Data for this exercise »
>> BEGIN
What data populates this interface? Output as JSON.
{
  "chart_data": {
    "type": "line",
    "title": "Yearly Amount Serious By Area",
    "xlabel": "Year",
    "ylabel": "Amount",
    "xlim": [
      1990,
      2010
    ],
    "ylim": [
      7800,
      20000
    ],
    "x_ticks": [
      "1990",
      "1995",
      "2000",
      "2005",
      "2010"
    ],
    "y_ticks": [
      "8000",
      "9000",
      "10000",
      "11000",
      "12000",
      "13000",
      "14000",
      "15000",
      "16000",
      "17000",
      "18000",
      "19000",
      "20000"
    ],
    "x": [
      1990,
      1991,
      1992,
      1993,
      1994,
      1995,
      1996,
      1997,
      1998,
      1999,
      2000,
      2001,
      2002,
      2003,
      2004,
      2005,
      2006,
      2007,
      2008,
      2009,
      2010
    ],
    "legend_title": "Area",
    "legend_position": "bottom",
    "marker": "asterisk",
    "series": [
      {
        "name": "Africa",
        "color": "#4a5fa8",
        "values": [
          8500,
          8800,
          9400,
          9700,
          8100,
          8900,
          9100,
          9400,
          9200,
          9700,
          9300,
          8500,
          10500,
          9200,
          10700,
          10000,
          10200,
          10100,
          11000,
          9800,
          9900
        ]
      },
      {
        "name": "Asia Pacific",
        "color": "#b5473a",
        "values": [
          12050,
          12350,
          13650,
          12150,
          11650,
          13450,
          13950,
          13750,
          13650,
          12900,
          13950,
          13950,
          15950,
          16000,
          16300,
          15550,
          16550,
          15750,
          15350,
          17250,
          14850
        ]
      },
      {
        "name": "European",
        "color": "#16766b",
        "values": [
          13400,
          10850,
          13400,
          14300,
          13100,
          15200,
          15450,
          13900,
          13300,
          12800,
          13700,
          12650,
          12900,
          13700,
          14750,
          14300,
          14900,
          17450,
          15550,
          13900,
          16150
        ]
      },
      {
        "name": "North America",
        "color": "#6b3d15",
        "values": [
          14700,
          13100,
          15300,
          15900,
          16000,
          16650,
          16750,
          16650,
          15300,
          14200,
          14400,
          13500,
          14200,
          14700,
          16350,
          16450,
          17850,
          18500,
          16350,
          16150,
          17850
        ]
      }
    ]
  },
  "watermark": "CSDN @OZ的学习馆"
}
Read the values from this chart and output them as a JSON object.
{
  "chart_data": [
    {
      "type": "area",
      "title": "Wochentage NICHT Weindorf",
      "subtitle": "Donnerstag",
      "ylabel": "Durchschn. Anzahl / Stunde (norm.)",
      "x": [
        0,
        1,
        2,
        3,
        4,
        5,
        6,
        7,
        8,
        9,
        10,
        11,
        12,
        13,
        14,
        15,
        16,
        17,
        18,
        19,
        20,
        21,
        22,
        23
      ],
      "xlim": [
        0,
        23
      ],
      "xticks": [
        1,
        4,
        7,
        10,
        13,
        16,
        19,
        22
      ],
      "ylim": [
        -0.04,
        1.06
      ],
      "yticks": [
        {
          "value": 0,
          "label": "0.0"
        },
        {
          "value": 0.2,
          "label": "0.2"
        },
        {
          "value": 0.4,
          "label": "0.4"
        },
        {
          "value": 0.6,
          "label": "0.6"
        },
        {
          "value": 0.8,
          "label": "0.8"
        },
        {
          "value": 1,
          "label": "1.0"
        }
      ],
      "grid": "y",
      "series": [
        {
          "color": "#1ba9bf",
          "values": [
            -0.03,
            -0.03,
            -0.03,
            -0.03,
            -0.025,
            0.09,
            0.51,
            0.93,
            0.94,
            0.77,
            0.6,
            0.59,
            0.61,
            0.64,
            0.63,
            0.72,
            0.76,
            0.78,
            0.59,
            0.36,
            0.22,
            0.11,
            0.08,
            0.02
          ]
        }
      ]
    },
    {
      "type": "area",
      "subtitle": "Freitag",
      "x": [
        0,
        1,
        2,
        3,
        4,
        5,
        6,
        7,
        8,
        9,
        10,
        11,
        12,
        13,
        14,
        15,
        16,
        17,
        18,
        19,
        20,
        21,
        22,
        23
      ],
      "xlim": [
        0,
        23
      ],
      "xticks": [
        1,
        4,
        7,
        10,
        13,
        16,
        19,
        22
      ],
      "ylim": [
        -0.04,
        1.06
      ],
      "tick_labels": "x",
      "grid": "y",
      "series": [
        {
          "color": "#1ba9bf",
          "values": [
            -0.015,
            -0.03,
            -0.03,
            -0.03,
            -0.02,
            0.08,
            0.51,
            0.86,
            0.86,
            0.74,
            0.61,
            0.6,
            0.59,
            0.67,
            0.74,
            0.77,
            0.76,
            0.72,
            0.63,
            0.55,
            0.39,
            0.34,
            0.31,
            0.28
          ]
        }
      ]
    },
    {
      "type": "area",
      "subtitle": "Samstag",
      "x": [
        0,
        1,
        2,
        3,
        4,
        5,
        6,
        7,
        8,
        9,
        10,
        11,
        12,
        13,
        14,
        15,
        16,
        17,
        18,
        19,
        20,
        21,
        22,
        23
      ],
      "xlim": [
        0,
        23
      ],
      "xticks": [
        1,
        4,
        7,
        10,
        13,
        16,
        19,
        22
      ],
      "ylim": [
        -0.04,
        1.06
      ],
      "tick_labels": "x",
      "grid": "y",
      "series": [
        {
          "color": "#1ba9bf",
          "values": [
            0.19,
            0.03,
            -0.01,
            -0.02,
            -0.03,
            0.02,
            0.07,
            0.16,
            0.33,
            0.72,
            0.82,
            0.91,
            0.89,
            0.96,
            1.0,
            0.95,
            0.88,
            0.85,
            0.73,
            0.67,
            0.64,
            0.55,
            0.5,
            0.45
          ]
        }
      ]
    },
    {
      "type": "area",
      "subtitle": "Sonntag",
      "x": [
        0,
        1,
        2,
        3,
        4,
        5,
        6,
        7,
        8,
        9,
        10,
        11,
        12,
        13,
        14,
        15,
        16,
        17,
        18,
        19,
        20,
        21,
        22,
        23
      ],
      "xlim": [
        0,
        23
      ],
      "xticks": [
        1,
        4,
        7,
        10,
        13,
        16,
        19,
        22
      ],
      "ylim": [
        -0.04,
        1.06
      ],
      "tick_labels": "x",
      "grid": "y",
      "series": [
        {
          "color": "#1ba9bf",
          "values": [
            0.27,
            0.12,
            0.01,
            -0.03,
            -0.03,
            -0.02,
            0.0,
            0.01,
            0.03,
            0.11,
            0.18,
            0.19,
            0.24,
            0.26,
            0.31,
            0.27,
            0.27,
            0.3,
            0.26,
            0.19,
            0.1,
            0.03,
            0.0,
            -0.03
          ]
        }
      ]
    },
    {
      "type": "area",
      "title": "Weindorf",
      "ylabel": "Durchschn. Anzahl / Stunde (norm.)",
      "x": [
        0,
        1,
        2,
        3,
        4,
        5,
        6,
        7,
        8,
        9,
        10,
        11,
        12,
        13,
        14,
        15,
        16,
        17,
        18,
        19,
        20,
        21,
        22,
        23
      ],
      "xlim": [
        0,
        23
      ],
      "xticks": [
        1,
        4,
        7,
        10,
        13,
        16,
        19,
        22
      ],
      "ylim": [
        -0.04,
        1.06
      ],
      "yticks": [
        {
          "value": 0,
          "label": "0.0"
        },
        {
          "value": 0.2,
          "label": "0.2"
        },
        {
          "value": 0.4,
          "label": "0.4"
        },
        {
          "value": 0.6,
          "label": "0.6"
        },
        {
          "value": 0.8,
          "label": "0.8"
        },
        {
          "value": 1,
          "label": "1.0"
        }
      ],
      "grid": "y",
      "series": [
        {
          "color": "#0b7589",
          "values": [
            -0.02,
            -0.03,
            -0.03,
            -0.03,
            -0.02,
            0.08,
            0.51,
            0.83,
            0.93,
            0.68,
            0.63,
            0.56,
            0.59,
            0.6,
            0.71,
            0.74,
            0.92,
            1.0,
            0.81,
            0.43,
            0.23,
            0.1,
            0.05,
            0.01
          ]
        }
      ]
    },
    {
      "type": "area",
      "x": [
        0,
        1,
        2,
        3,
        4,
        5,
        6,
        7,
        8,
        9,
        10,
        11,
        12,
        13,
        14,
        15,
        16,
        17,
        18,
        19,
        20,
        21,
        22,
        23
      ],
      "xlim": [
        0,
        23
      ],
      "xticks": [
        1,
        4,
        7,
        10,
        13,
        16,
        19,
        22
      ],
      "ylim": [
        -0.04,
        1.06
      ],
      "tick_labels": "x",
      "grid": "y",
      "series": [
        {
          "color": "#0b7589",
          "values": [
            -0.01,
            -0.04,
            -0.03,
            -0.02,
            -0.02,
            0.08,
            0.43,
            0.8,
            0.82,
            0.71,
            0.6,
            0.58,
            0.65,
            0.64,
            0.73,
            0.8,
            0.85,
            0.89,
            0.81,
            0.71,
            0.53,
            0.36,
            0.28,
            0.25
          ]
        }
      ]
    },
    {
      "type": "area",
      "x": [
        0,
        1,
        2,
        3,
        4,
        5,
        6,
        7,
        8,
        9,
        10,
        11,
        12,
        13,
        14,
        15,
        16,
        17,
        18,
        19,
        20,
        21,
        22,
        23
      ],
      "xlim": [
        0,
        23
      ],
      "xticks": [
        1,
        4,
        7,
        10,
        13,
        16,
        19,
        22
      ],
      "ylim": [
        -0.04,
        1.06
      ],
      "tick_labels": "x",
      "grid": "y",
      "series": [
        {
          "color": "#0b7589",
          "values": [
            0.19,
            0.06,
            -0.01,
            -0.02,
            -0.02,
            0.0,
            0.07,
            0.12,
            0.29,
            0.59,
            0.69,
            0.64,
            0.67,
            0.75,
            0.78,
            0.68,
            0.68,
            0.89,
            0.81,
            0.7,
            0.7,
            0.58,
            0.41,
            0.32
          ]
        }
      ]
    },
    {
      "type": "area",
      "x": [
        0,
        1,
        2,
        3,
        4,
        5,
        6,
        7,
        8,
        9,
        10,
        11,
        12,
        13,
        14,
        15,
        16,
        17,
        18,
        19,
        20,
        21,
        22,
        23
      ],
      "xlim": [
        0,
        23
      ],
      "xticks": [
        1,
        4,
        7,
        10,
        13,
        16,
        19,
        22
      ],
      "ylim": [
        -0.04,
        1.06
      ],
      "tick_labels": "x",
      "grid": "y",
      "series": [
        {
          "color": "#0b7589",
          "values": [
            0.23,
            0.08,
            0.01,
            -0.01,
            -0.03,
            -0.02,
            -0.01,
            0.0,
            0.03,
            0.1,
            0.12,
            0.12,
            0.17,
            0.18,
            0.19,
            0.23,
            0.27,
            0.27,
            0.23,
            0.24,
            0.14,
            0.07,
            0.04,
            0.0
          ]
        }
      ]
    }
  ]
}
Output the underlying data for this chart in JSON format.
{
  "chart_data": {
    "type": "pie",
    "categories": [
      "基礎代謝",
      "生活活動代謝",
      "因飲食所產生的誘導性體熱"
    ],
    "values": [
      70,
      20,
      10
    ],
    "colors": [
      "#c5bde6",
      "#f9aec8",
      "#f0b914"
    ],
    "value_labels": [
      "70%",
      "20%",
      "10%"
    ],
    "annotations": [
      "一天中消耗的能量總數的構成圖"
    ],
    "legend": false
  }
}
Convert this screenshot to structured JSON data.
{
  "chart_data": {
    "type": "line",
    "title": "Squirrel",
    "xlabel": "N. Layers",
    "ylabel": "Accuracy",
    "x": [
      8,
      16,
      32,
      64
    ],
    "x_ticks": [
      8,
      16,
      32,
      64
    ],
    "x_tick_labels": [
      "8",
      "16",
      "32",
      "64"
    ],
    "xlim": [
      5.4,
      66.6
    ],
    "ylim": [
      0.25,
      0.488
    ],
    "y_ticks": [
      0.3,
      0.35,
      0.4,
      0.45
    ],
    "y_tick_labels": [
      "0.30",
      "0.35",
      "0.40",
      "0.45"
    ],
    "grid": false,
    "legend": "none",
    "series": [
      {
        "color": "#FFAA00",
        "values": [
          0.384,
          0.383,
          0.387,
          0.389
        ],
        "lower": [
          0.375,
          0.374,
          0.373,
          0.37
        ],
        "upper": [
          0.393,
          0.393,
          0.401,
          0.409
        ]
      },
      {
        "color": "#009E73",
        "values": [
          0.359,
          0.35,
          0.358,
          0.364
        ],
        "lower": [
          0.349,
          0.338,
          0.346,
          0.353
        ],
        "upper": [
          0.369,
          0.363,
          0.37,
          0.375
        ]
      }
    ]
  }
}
>> END
Brief »
Identify and copy all lines with the word "Weindorf".

The completed task »
      "title": "Wochentage NICHT Weindorf",
      "title": "Weindorf",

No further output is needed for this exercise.